ENTRIES SHOWN —
[start]

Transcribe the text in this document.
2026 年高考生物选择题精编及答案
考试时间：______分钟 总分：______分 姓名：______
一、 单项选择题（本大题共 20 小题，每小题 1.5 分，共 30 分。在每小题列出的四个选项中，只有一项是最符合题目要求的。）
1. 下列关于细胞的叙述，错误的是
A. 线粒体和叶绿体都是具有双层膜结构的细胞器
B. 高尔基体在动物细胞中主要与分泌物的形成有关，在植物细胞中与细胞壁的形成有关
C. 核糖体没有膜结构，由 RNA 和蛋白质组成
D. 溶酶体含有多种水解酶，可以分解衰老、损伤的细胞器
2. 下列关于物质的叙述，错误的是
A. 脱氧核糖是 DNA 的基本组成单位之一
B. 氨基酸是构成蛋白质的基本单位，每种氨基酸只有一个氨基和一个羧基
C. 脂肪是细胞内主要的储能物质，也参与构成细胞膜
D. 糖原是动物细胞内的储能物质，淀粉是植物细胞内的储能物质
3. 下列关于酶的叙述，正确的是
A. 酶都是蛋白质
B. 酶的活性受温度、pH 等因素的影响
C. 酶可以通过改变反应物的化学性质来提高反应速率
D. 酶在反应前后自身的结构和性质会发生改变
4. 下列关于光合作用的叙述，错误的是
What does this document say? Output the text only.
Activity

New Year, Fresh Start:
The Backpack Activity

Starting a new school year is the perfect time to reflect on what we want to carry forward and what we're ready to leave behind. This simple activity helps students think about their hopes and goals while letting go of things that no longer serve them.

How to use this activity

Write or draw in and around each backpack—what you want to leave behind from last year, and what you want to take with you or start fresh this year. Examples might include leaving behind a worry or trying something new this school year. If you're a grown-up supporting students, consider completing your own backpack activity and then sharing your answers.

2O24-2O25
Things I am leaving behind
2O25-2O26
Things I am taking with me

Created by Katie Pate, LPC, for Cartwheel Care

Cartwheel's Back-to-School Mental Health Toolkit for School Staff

[end]

WHAT IS NEEDED — Reproduce each entry exactly, leaving out nothing.

THE COMPLETED TASK —
Transcribe the text in this document.
2026 年高考生物选择题精编及答案
考试时间：______分钟 总分：______分 姓名：______
一、 单项选择题（本大题共 20 小题，每小题 1.5 分，共 30 分。在每小题列出的四个选项中，只有一项是最符合题目要求的。）
1. 下列关于细胞的叙述，错误的是
A. 线粒体和叶绿体都是具有双层膜结构的细胞器
B. 高尔基体在动物细胞中主要与分泌物的形成有关，在植物细胞中与细胞壁的形成有关
C. 核糖体没有膜结构，由 RNA 和蛋白质组成
D. 溶酶体含有多种水解酶，可以分解衰老、损伤的细胞器
2. 下列关于物质的叙述，错误的是
A. 脱氧核糖是 DNA 的基本组成单位之一
B. 氨基酸是构成蛋白质的基本单位，每种氨基酸只有一个氨基和一个羧基
C. 脂肪是细胞内主要的储能物质，也参与构成细胞膜
D. 糖原是动物细胞内的储能物质，淀粉是植物细胞内的储能物质
3. 下列关于酶的叙述，正确的是
A. 酶都是蛋白质
B. 酶的活性受温度、pH 等因素的影响
C. 酶可以通过改变反应物的化学性质来提高反应速率
D. 酶在反应前后自身的结构和性质会发生改变
4. 下列关于光合作用的叙述，错误的是
What does this document say? Output the text only.
Activity

New Year, Fresh Start:
The Backpack Activity

Starting a new school year is the perfect time to reflect on what we want to carry forward and what we're ready to leave behind. This simple activity helps students think about their hopes and goals while letting go of things that no longer serve them.

How to use this activity

Write or draw in and around each backpack—what you want to leave behind from last year, and what you want to take with you or start fresh this year. Examples might include leaving behind a worry or trying something new this school year. If you're a grown-up supporting students, consider completing your own backpack activity and then sharing your answers.

2O24-2O25
Things I am leaving behind
2O25-2O26
Things I am taking with me

Created by Katie Pate, LPC, for Cartwheel Care

Cartwheel's Back-to-School Mental Health Toolkit for School Staff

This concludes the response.